WHAT YOU WILL DO: Write the records out again, precisely as they stand.

INFORMATION SHOWN:
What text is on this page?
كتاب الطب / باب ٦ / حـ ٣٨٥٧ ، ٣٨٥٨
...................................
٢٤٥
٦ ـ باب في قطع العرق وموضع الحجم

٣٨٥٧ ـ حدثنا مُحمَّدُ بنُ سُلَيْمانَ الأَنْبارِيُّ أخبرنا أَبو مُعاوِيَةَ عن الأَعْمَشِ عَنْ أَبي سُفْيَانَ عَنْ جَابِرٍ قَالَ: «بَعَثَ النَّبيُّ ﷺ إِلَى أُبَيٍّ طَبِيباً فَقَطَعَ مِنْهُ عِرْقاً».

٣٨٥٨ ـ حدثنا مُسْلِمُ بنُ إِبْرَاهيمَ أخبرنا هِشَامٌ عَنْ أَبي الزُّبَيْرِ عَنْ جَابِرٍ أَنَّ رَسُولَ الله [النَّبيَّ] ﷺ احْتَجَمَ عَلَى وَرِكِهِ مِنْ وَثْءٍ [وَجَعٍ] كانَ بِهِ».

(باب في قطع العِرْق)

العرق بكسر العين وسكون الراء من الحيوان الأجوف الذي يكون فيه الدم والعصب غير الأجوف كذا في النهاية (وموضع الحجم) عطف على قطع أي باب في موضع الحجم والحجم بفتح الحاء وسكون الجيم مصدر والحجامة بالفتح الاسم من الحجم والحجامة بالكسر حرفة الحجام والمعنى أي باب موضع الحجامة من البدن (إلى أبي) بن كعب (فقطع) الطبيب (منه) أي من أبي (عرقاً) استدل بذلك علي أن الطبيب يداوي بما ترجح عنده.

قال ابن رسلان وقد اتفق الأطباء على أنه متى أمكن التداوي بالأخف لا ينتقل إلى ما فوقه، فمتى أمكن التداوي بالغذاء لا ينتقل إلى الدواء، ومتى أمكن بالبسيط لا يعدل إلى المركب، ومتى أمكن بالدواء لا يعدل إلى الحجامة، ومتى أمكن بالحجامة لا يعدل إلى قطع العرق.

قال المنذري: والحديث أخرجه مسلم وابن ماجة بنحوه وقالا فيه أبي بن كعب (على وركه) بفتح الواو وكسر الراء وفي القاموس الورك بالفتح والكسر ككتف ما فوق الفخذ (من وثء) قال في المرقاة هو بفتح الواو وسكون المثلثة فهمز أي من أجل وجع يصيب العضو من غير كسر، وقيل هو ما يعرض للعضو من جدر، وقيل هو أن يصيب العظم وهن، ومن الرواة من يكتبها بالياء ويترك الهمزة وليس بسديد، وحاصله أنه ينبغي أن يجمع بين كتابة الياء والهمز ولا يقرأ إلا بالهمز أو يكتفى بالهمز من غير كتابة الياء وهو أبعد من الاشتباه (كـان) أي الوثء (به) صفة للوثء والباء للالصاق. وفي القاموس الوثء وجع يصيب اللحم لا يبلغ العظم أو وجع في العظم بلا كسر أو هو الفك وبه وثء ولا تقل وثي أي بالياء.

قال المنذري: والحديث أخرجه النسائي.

RESULT BELOW:
What text is on this page?
كتاب الطب / باب ٦ / حـ ٣٨٥٧ ، ٣٨٥٨
...................................
٢٤٥
٦ ـ باب في قطع العرق وموضع الحجم

٣٨٥٧ ـ حدثنا مُحمَّدُ بنُ سُلَيْمانَ الأَنْبارِيُّ أخبرنا أَبو مُعاوِيَةَ عن الأَعْمَشِ عَنْ أَبي سُفْيَانَ عَنْ جَابِرٍ قَالَ: «بَعَثَ النَّبيُّ ﷺ إِلَى أُبَيٍّ طَبِيباً فَقَطَعَ مِنْهُ عِرْقاً».

٣٨٥٨ ـ حدثنا مُسْلِمُ بنُ إِبْرَاهيمَ أخبرنا هِشَامٌ عَنْ أَبي الزُّبَيْرِ عَنْ جَابِرٍ أَنَّ رَسُولَ الله [النَّبيَّ] ﷺ احْتَجَمَ عَلَى وَرِكِهِ مِنْ وَثْءٍ [وَجَعٍ] كانَ بِهِ».

(باب في قطع العِرْق)

العرق بكسر العين وسكون الراء من الحيوان الأجوف الذي يكون فيه الدم والعصب غير الأجوف كذا في النهاية (وموضع الحجم) عطف على قطع أي باب في موضع الحجم والحجم بفتح الحاء وسكون الجيم مصدر والحجامة بالفتح الاسم من الحجم والحجامة بالكسر حرفة الحجام والمعنى أي باب موضع الحجامة من البدن (إلى أبي) بن كعب (فقطع) الطبيب (منه) أي من أبي (عرقاً) استدل بذلك علي أن الطبيب يداوي بما ترجح عنده.

قال ابن رسلان وقد اتفق الأطباء على أنه متى أمكن التداوي بالأخف لا ينتقل إلى ما فوقه، فمتى أمكن التداوي بالغذاء لا ينتقل إلى الدواء، ومتى أمكن بالبسيط لا يعدل إلى المركب، ومتى أمكن بالدواء لا يعدل إلى الحجامة، ومتى أمكن بالحجامة لا يعدل إلى قطع العرق.

قال المنذري: والحديث أخرجه مسلم وابن ماجة بنحوه وقالا فيه أبي بن كعب (على وركه) بفتح الواو وكسر الراء وفي القاموس الورك بالفتح والكسر ككتف ما فوق الفخذ (من وثء) قال في المرقاة هو بفتح الواو وسكون المثلثة فهمز أي من أجل وجع يصيب العضو من غير كسر، وقيل هو ما يعرض للعضو من جدر، وقيل هو أن يصيب العظم وهن، ومن الرواة من يكتبها بالياء ويترك الهمزة وليس بسديد، وحاصله أنه ينبغي أن يجمع بين كتابة الياء والهمز ولا يقرأ إلا بالهمز أو يكتفى بالهمز من غير كتابة الياء وهو أبعد من الاشتباه (كـان) أي الوثء (به) صفة للوثء والباء للالصاق. وفي القاموس الوثء وجع يصيب اللحم لا يبلغ العظم أو وجع في العظم بلا كسر أو هو الفك وبه وثء ولا تقل وثي أي بالياء.

قال المنذري: والحديث أخرجه النسائي.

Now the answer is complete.